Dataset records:

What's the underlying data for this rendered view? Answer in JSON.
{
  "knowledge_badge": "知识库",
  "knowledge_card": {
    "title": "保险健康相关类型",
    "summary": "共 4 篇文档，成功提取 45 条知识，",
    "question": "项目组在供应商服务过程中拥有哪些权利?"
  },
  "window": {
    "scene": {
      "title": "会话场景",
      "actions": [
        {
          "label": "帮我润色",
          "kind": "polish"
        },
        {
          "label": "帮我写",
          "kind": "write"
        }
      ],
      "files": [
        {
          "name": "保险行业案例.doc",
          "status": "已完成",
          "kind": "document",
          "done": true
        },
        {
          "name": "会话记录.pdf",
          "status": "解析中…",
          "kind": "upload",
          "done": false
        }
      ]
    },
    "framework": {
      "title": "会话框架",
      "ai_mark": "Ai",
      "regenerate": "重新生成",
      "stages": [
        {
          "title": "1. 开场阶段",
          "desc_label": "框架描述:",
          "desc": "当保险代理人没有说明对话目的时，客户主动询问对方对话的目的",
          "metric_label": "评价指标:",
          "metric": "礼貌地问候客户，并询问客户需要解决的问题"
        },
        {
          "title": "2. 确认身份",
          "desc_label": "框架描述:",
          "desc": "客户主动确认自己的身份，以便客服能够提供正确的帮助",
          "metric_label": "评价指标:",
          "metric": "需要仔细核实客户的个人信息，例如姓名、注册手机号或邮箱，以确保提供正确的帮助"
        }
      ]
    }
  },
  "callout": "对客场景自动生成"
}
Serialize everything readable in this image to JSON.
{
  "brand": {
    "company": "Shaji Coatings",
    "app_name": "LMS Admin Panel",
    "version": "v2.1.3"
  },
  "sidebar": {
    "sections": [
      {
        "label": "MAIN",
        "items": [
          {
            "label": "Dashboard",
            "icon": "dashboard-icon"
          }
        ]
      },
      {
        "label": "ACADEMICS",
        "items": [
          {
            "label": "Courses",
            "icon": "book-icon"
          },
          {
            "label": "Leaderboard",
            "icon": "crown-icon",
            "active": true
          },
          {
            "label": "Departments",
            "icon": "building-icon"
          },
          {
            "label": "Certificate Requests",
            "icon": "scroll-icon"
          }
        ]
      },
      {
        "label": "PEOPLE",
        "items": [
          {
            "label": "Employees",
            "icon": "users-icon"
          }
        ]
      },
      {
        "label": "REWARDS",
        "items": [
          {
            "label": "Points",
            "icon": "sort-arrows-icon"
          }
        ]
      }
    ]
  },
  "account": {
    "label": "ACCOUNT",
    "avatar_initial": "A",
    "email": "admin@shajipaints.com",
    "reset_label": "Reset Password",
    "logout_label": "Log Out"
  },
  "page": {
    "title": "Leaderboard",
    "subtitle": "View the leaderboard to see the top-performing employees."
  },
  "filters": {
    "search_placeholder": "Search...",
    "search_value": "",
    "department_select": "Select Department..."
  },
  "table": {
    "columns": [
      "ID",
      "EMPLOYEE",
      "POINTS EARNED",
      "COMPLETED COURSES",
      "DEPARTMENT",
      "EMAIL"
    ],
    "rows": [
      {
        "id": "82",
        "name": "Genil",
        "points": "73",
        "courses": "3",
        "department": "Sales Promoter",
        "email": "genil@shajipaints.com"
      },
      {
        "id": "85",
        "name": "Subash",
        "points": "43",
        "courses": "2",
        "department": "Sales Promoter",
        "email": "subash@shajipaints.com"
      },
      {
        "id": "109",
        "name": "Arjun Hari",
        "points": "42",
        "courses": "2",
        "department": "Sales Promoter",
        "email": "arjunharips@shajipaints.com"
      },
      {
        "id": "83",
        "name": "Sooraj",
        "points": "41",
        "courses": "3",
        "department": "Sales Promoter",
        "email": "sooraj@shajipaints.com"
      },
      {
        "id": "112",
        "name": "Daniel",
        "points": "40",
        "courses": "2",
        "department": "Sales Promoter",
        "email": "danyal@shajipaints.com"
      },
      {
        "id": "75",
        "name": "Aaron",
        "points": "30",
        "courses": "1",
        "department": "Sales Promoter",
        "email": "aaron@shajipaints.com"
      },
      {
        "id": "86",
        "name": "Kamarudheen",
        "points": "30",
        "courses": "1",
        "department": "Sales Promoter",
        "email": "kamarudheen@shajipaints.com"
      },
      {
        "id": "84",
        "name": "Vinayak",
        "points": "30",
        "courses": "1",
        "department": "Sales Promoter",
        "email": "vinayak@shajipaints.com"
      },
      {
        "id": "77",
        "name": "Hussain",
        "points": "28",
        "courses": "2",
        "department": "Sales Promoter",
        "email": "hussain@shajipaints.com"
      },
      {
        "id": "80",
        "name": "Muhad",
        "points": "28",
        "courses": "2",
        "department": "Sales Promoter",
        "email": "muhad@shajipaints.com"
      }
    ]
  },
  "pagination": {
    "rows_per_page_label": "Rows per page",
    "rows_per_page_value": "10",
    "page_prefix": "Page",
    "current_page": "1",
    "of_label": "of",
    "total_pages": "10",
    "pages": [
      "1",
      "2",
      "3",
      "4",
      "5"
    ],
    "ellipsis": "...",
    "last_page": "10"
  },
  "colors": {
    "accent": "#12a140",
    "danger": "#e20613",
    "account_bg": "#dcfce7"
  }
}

WHAT THIS TASK INVOLVES:
Copy all lines of the listing above that contain the string "icon".

FINISHED EXERCISE:
            "icon": "dashboard-icon"
            "icon": "book-icon"
            "icon": "crown-icon",
            "icon": "building-icon"
            "icon": "scroll-icon"
            "icon": "users-icon"
            "icon": "sort-arrows-icon"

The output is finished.